──────── THE DATA ────────

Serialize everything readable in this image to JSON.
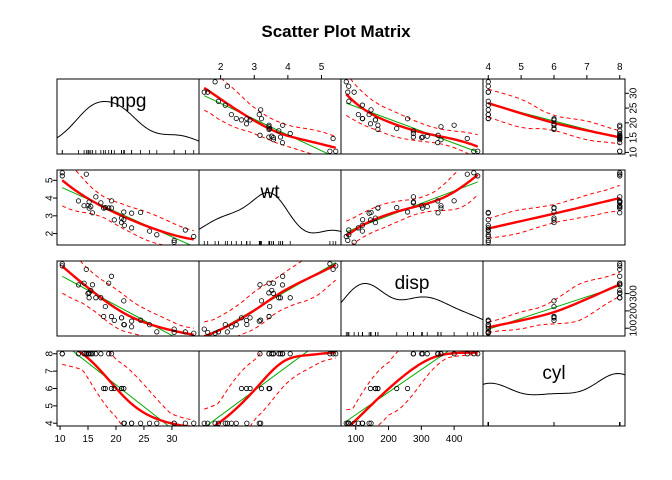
{
  "chart_data": {
    "type": "scatter",
    "title": "Scatter Plot Matrix",
    "variables": [
      "mpg",
      "wt",
      "disp",
      "cyl"
    ],
    "ranges": {
      "mpg": [
        10.4,
        33.9
      ],
      "wt": [
        1.513,
        5.424
      ],
      "disp": [
        71.1,
        472
      ],
      "cyl": [
        4,
        8
      ]
    },
    "tick_values": {
      "mpg": [
        10,
        15,
        20,
        25,
        30
      ],
      "wt": [
        2,
        3,
        4,
        5
      ],
      "disp": [
        100,
        200,
        300,
        400
      ],
      "cyl": [
        4,
        5,
        6,
        7,
        8
      ]
    },
    "tick_labels": {
      "top_wt": [
        "2",
        "3",
        "4",
        "5"
      ],
      "top_cyl": [
        "4",
        "5",
        "6",
        "7",
        "8"
      ],
      "bottom_mpg": [
        "10",
        "15",
        "20",
        "25",
        "30"
      ],
      "bottom_disp": [
        "100",
        "200",
        "300",
        "400"
      ],
      "left_wt": [
        "2",
        "3",
        "4",
        "5"
      ],
      "left_cyl": [
        "4",
        "5",
        "6",
        "7",
        "8"
      ],
      "right_mpg": [
        "10",
        "15",
        "20",
        "25",
        "30"
      ],
      "right_disp": [
        "100",
        "200",
        "300"
      ]
    },
    "points": {
      "mpg": [
        21.0,
        21.0,
        22.8,
        21.4,
        18.7,
        18.1,
        14.3,
        24.4,
        22.8,
        19.2,
        17.8,
        16.4,
        17.3,
        15.2,
        10.4,
        10.4,
        14.7,
        32.4,
        30.4,
        33.9,
        21.5,
        15.5,
        15.2,
        13.3,
        19.2,
        27.3,
        26.0,
        30.4,
        15.8,
        19.7,
        15.0,
        21.4
      ],
      "wt": [
        2.62,
        2.875,
        2.32,
        3.215,
        3.44,
        3.46,
        3.57,
        3.19,
        3.15,
        3.44,
        3.44,
        4.07,
        3.73,
        3.78,
        5.25,
        5.424,
        5.345,
        2.2,
        1.615,
        1.835,
        2.465,
        3.52,
        3.435,
        3.84,
        3.845,
        1.935,
        2.14,
        1.513,
        3.17,
        2.77,
        3.57,
        2.78
      ],
      "disp": [
        160,
        160,
        108,
        258,
        360,
        225,
        360,
        146.7,
        140.8,
        167.6,
        167.6,
        275.8,
        275.8,
        275.8,
        472,
        460,
        440,
        78.7,
        75.7,
        71.1,
        120.1,
        318,
        304,
        350,
        400,
        79,
        120.3,
        95.1,
        351,
        145,
        301,
        121
      ],
      "cyl": [
        6,
        6,
        4,
        6,
        8,
        6,
        8,
        4,
        4,
        6,
        6,
        8,
        8,
        8,
        8,
        8,
        8,
        4,
        4,
        4,
        4,
        8,
        8,
        8,
        8,
        4,
        4,
        4,
        8,
        6,
        8,
        4
      ]
    },
    "series": [
      {
        "style": "points",
        "color": "#000000"
      },
      {
        "style": "linear fit",
        "color": "#00aa00"
      },
      {
        "style": "smoother",
        "color": "#ff0000"
      },
      {
        "style": "spread",
        "color": "#ff0000"
      }
    ],
    "diagonal": "density"
  }
}
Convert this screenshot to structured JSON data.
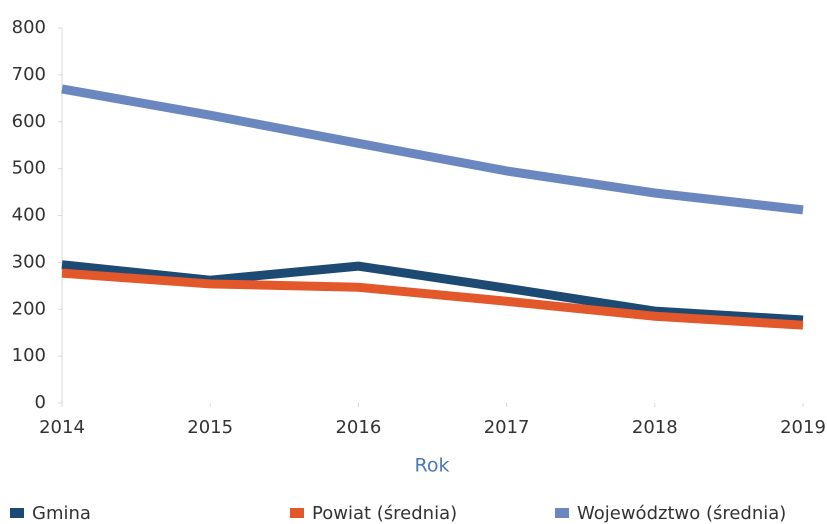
{
  "chart_data": {
    "type": "line",
    "x": [
      2014,
      2015,
      2016,
      2017,
      2018,
      2019
    ],
    "xlim": [
      2014,
      2019
    ],
    "xticks": [
      2014,
      2015,
      2016,
      2017,
      2018,
      2019
    ],
    "ylim": [
      0,
      800
    ],
    "yticks": [
      0,
      100,
      200,
      300,
      400,
      500,
      600,
      700,
      800
    ],
    "xlabel": "Rok",
    "grid": false,
    "legend": "bottom",
    "series": [
      {
        "name": "Gmina",
        "color": "#1d4a73",
        "values": [
          295,
          262,
          292,
          245,
          196,
          177
        ]
      },
      {
        "name": "Powiat (średnia)",
        "color": "#e2582a",
        "values": [
          277,
          254,
          247,
          217,
          185,
          166
        ]
      },
      {
        "name": "Województwo (średnia)",
        "color": "#6a87c0",
        "values": [
          670,
          614,
          554,
          495,
          448,
          412
        ]
      }
    ]
  }
}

────────

EXERCISE DIRECTIONS: Please copy the lines above, starting at the one that holds "Convert this screenshot" and stopping after the last line, exactly as they appear and minus the pictures.

WRITTEN RESPONSE:
Convert this screenshot to structured JSON data.
{
  "chart_data": {
    "type": "line",
    "x": [
      2014,
      2015,
      2016,
      2017,
      2018,
      2019
    ],
    "xlim": [
      2014,
      2019
    ],
    "xticks": [
      2014,
      2015,
      2016,
      2017,
      2018,
      2019
    ],
    "ylim": [
      0,
      800
    ],
    "yticks": [
      0,
      100,
      200,
      300,
      400,
      500,
      600,
      700,
      800
    ],
    "xlabel": "Rok",
    "grid": false,
    "legend": "bottom",
    "series": [
      {
        "name": "Gmina",
        "color": "#1d4a73",
        "values": [
          295,
          262,
          292,
          245,
          196,
          177
        ]
      },
      {
        "name": "Powiat (średnia)",
        "color": "#e2582a",
        "values": [
          277,
          254,
          247,
          217,
          185,
          166
        ]
      },
      {
        "name": "Województwo (średnia)",
        "color": "#6a87c0",
        "values": [
          670,
          614,
          554,
          495,
          448,
          412
        ]
      }
    ]
  }
}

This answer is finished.